-- Data records start --
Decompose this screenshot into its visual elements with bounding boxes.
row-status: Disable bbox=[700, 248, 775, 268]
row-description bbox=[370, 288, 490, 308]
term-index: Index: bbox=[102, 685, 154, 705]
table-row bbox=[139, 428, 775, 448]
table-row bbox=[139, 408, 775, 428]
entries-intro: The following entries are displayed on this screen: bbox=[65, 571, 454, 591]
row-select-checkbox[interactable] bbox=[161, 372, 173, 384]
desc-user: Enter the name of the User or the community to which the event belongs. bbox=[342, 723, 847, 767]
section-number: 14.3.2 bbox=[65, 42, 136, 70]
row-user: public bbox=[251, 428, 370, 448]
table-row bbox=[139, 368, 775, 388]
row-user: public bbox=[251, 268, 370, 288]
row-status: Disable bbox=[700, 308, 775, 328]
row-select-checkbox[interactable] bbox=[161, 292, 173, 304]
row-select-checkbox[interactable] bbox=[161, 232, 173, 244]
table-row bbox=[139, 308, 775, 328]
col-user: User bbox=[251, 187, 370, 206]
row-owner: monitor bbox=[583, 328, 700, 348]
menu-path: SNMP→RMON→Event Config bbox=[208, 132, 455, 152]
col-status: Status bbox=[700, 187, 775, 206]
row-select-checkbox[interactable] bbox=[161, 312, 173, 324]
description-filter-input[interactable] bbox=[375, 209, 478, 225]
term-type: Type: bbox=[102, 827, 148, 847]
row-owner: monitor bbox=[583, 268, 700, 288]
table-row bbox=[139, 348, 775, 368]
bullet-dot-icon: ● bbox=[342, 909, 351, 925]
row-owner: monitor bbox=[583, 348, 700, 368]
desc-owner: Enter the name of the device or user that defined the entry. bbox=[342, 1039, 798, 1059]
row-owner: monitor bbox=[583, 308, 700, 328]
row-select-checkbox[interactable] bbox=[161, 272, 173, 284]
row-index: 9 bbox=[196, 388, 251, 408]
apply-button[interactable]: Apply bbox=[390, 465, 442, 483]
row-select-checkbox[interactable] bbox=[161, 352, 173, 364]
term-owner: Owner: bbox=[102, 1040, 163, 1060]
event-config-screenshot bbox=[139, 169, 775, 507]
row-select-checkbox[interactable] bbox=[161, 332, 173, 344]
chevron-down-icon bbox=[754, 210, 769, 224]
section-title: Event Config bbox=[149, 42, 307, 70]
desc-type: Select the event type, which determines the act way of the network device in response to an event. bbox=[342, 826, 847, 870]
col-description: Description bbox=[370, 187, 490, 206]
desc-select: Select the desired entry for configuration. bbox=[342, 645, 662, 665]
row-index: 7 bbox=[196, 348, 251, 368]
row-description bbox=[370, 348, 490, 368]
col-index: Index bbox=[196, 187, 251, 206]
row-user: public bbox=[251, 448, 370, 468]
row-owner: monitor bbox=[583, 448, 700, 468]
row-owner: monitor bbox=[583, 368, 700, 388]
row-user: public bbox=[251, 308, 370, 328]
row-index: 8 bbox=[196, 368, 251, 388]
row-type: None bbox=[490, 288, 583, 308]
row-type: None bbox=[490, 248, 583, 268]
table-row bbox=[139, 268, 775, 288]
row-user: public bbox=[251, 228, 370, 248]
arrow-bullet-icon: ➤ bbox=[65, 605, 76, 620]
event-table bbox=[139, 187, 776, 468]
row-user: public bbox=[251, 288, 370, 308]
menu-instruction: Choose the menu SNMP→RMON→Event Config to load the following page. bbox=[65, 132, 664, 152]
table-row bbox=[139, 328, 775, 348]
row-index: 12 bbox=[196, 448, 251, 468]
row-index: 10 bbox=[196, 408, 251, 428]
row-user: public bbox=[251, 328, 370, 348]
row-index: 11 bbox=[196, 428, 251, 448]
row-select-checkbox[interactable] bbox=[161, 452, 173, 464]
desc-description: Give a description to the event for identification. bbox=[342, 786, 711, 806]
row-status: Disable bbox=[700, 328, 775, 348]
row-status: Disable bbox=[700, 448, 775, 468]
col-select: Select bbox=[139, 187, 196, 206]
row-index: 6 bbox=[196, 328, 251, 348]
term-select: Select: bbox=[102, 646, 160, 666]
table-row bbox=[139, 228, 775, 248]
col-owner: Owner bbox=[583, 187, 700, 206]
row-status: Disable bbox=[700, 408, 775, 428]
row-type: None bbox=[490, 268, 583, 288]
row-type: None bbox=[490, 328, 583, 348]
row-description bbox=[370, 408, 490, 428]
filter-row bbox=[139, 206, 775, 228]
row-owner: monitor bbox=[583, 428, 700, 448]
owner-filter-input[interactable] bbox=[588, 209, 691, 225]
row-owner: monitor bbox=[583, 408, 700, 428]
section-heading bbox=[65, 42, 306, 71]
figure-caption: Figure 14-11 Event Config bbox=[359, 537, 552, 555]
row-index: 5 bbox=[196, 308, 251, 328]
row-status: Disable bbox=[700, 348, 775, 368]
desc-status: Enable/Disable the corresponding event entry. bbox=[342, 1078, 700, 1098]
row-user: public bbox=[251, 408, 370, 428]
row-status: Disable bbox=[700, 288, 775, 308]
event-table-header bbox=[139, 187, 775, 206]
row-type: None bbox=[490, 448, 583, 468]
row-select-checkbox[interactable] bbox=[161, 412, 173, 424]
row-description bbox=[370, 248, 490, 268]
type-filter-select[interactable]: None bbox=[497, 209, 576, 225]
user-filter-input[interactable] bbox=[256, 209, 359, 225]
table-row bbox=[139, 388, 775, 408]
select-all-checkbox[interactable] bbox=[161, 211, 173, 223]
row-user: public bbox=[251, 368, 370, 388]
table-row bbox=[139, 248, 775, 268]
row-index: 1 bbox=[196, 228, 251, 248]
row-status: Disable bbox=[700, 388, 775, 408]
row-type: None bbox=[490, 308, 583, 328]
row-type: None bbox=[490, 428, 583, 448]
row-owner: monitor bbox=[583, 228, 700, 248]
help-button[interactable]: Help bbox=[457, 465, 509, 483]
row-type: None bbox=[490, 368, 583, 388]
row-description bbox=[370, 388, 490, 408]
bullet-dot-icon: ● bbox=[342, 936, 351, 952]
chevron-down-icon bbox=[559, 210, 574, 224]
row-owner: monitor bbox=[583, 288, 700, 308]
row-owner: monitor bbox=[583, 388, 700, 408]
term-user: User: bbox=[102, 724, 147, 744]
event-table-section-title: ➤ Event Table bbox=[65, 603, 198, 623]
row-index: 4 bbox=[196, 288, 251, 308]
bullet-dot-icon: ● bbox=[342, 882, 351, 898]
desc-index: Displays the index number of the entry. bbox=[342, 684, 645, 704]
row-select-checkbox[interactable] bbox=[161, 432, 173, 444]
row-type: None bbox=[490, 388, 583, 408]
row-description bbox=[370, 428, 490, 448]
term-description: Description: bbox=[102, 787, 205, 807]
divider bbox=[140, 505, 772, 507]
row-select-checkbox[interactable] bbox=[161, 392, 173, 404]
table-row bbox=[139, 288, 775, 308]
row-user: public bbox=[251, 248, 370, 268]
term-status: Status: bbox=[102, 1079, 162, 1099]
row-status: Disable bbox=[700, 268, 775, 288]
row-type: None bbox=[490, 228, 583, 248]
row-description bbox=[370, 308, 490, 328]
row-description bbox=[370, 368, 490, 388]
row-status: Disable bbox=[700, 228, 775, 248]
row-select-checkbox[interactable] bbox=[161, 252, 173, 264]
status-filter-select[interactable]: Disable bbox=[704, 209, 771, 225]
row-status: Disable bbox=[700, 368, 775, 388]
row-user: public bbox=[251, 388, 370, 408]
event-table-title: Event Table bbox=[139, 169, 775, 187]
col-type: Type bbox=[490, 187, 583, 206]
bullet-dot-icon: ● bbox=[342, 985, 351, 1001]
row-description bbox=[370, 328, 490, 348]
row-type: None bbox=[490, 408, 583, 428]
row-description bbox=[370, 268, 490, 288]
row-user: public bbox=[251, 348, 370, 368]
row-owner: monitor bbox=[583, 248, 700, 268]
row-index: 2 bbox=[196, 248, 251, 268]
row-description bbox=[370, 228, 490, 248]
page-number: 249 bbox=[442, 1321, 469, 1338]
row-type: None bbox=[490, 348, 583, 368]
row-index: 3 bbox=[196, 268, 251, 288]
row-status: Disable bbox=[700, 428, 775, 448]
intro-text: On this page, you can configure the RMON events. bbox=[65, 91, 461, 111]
-- Data records end --
Request
Copy the records verbatim from the first line through the line containing "term-type: Type: bbox=[102, 827, 148, 847]", including both of those lines.

Result of the exercise
Decompose this screenshot into its visual elements with bounding boxes.
row-status: Disable bbox=[700, 248, 775, 268]
row-description bbox=[370, 288, 490, 308]
term-index: Index: bbox=[102, 685, 154, 705]
table-row bbox=[139, 428, 775, 448]
table-row bbox=[139, 408, 775, 428]
entries-intro: The following entries are displayed on this screen: bbox=[65, 571, 454, 591]
row-select-checkbox[interactable] bbox=[161, 372, 173, 384]
desc-user: Enter the name of the User or the community to which the event belongs. bbox=[342, 723, 847, 767]
section-number: 14.3.2 bbox=[65, 42, 136, 70]
row-user: public bbox=[251, 428, 370, 448]
table-row bbox=[139, 368, 775, 388]
row-user: public bbox=[251, 268, 370, 288]
row-status: Disable bbox=[700, 308, 775, 328]
row-select-checkbox[interactable] bbox=[161, 292, 173, 304]
row-select-checkbox[interactable] bbox=[161, 232, 173, 244]
table-row bbox=[139, 308, 775, 328]
col-user: User bbox=[251, 187, 370, 206]
row-owner: monitor bbox=[583, 328, 700, 348]
menu-path: SNMP→RMON→Event Config bbox=[208, 132, 455, 152]
col-status: Status bbox=[700, 187, 775, 206]
row-select-checkbox[interactable] bbox=[161, 312, 173, 324]
description-filter-input[interactable] bbox=[375, 209, 478, 225]
term-type: Type: bbox=[102, 827, 148, 847]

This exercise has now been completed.